**WHAT THE TASK REQUIRES:**
Every entry should be repeated exactly. Omit the pictures.

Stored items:
************

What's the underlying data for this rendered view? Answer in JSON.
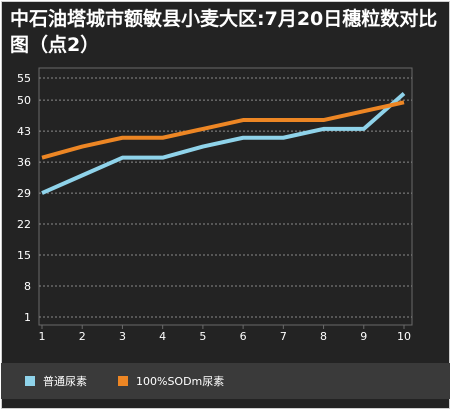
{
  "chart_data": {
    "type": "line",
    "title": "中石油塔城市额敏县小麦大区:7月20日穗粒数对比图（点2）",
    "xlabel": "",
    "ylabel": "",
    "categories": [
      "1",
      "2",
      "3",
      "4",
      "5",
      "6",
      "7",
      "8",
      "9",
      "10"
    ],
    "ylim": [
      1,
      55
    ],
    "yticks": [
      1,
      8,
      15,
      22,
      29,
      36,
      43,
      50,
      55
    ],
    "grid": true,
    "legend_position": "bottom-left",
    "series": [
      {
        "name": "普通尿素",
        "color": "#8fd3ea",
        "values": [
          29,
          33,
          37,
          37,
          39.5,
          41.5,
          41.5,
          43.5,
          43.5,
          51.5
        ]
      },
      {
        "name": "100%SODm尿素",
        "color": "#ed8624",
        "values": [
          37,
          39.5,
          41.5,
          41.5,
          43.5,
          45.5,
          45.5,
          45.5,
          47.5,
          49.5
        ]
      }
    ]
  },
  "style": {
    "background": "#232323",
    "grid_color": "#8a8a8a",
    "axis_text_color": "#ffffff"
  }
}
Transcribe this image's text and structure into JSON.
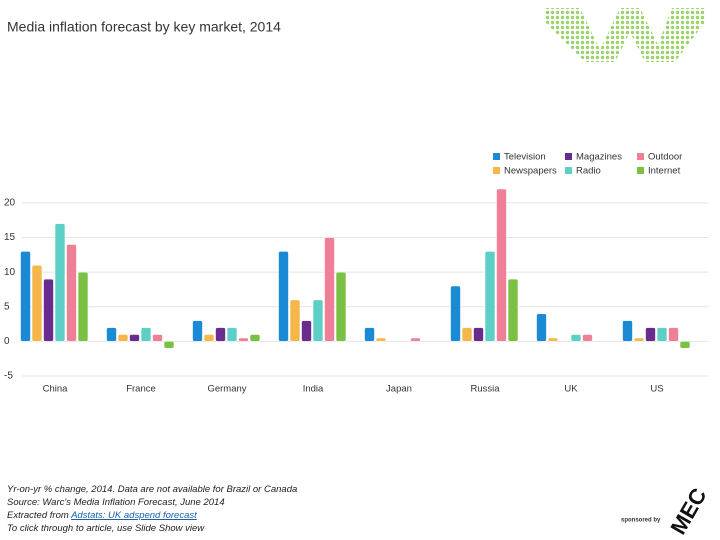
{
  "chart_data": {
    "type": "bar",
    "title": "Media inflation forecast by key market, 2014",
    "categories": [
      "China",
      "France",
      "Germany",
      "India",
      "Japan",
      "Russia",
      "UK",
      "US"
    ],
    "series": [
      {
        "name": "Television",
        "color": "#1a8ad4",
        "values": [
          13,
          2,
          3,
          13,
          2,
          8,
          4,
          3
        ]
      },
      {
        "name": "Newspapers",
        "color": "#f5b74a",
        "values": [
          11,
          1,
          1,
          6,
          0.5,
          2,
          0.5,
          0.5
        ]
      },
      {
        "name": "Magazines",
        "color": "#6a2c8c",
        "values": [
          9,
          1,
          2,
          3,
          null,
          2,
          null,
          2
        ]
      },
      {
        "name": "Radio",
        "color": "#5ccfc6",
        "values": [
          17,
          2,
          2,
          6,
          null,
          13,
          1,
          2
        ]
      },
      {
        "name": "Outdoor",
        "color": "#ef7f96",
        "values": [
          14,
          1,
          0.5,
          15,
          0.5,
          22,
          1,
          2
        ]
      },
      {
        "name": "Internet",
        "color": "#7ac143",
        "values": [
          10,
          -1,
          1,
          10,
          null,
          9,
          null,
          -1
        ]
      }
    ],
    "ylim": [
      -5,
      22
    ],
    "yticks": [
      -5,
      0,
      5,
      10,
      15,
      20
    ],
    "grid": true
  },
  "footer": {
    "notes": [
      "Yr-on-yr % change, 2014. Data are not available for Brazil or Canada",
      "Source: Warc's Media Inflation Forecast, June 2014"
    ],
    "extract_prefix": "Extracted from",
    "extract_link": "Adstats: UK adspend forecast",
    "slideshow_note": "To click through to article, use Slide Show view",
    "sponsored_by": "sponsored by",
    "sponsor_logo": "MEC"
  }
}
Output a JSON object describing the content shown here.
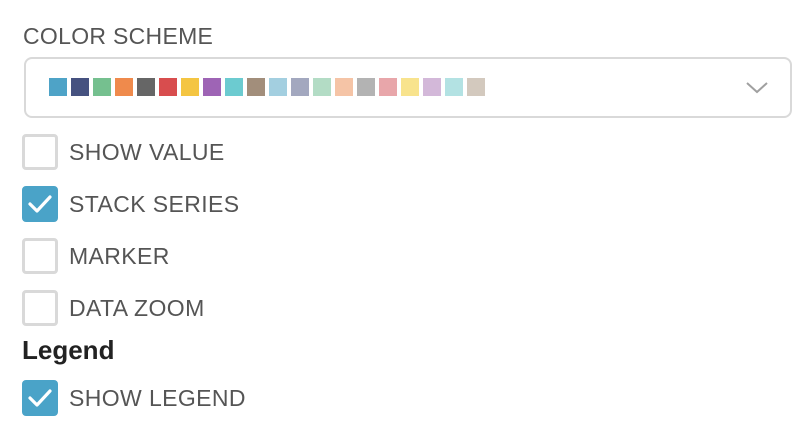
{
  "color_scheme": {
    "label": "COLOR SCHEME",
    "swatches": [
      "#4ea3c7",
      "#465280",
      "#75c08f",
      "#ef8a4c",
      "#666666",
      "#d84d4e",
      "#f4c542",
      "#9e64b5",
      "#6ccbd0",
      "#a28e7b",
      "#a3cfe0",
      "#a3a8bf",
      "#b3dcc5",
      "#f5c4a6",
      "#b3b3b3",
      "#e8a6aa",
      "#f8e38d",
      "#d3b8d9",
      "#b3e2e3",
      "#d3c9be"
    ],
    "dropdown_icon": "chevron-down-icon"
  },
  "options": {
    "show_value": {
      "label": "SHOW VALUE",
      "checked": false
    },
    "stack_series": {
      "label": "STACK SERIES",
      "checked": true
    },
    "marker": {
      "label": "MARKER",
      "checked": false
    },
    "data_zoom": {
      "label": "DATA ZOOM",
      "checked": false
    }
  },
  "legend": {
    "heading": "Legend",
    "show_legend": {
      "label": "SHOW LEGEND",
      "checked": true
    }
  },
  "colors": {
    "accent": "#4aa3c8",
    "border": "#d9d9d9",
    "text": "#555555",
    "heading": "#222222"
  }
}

************

**EXERCISE SOLUTION:**
What's the underlying data for this rendered view? Answer in JSON.
{
  "chart_data": {
    "type": "line",
    "title": "中石油塔城市额敏县小麦大区:7月20日穗粒数对比图（点2）",
    "xlabel": "",
    "ylabel": "",
    "categories": [
      "1",
      "2",
      "3",
      "4",
      "5",
      "6",
      "7",
      "8",
      "9",
      "10"
    ],
    "ylim": [
      1,
      55
    ],
    "yticks": [
      1,
      8,
      15,
      22,
      29,
      36,
      43,
      50,
      55
    ],
    "grid": true,
    "legend_position": "bottom-left",
    "series": [
      {
        "name": "普通尿素",
        "color": "#8fd3ea",
        "values": [
          29,
          33,
          37,
          37,
          39.5,
          41.5,
          41.5,
          43.5,
          43.5,
          51.5
        ]
      },
      {
        "name": "100%SODm尿素",
        "color": "#ed8624",
        "values": [
          37,
          39.5,
          41.5,
          41.5,
          43.5,
          45.5,
          45.5,
          45.5,
          47.5,
          49.5
        ]
      }
    ]
  },
  "style": {
    "background": "#232323",
    "grid_color": "#8a8a8a",
    "axis_text_color": "#ffffff"
  }
}
Transcribe this image's text and structure into JSON.
{
  "chart_data": {
    "type": "bar",
    "title": "Media inflation forecast by key market, 2014",
    "categories": [
      "China",
      "France",
      "Germany",
      "India",
      "Japan",
      "Russia",
      "UK",
      "US"
    ],
    "series": [
      {
        "name": "Television",
        "color": "#1a8ad4",
        "values": [
          13,
          2,
          3,
          13,
          2,
          8,
          4,
          3
        ]
      },
      {
        "name": "Newspapers",
        "color": "#f5b74a",
        "values": [
          11,
          1,
          1,
          6,
          0.5,
          2,
          0.5,
          0.5
        ]
      },
      {
        "name": "Magazines",
        "color": "#6a2c8c",
        "values": [
          9,
          1,
          2,
          3,
          null,
          2,
          null,
          2
        ]
      },
      {
        "name": "Radio",
        "color": "#5ccfc6",
        "values": [
          17,
          2,
          2,
          6,
          null,
          13,
          1,
          2
        ]
      },
      {
        "name": "Outdoor",
        "color": "#ef7f96",
        "values": [
          14,
          1,
          0.5,
          15,
          0.5,
          22,
          1,
          2
        ]
      },
      {
        "name": "Internet",
        "color": "#7ac143",
        "values": [
          10,
          -1,
          1,
          10,
          null,
          9,
          null,
          -1
        ]
      }
    ],
    "ylim": [
      -5,
      22
    ],
    "yticks": [
      -5,
      0,
      5,
      10,
      15,
      20
    ],
    "grid": true
  },
  "footer": {
    "notes": [
      "Yr-on-yr % change, 2014. Data are not available for Brazil or Canada",
      "Source: Warc's Media Inflation Forecast, June 2014"
    ],
    "extract_prefix": "Extracted from",
    "extract_link": "Adstats: UK adspend forecast",
    "slideshow_note": "To click through to article, use Slide Show view",
    "sponsored_by": "sponsored by",
    "sponsor_logo": "MEC"
  }
}
Output a JSON object describing the content shown here.
{
  "color_scheme": {
    "label": "COLOR SCHEME",
    "swatches": [
      "#4ea3c7",
      "#465280",
      "#75c08f",
      "#ef8a4c",
      "#666666",
      "#d84d4e",
      "#f4c542",
      "#9e64b5",
      "#6ccbd0",
      "#a28e7b",
      "#a3cfe0",
      "#a3a8bf",
      "#b3dcc5",
      "#f5c4a6",
      "#b3b3b3",
      "#e8a6aa",
      "#f8e38d",
      "#d3b8d9",
      "#b3e2e3",
      "#d3c9be"
    ],
    "dropdown_icon": "chevron-down-icon"
  },
  "options": {
    "show_value": {
      "label": "SHOW VALUE",
      "checked": false
    },
    "stack_series": {
      "label": "STACK SERIES",
      "checked": true
    },
    "marker": {
      "label": "MARKER",
      "checked": false
    },
    "data_zoom": {
      "label": "DATA ZOOM",
      "checked": false
    }
  },
  "legend": {
    "heading": "Legend",
    "show_legend": {
      "label": "SHOW LEGEND",
      "checked": true
    }
  },
  "colors": {
    "accent": "#4aa3c8",
    "border": "#d9d9d9",
    "text": "#555555",
    "heading": "#222222"
  }
}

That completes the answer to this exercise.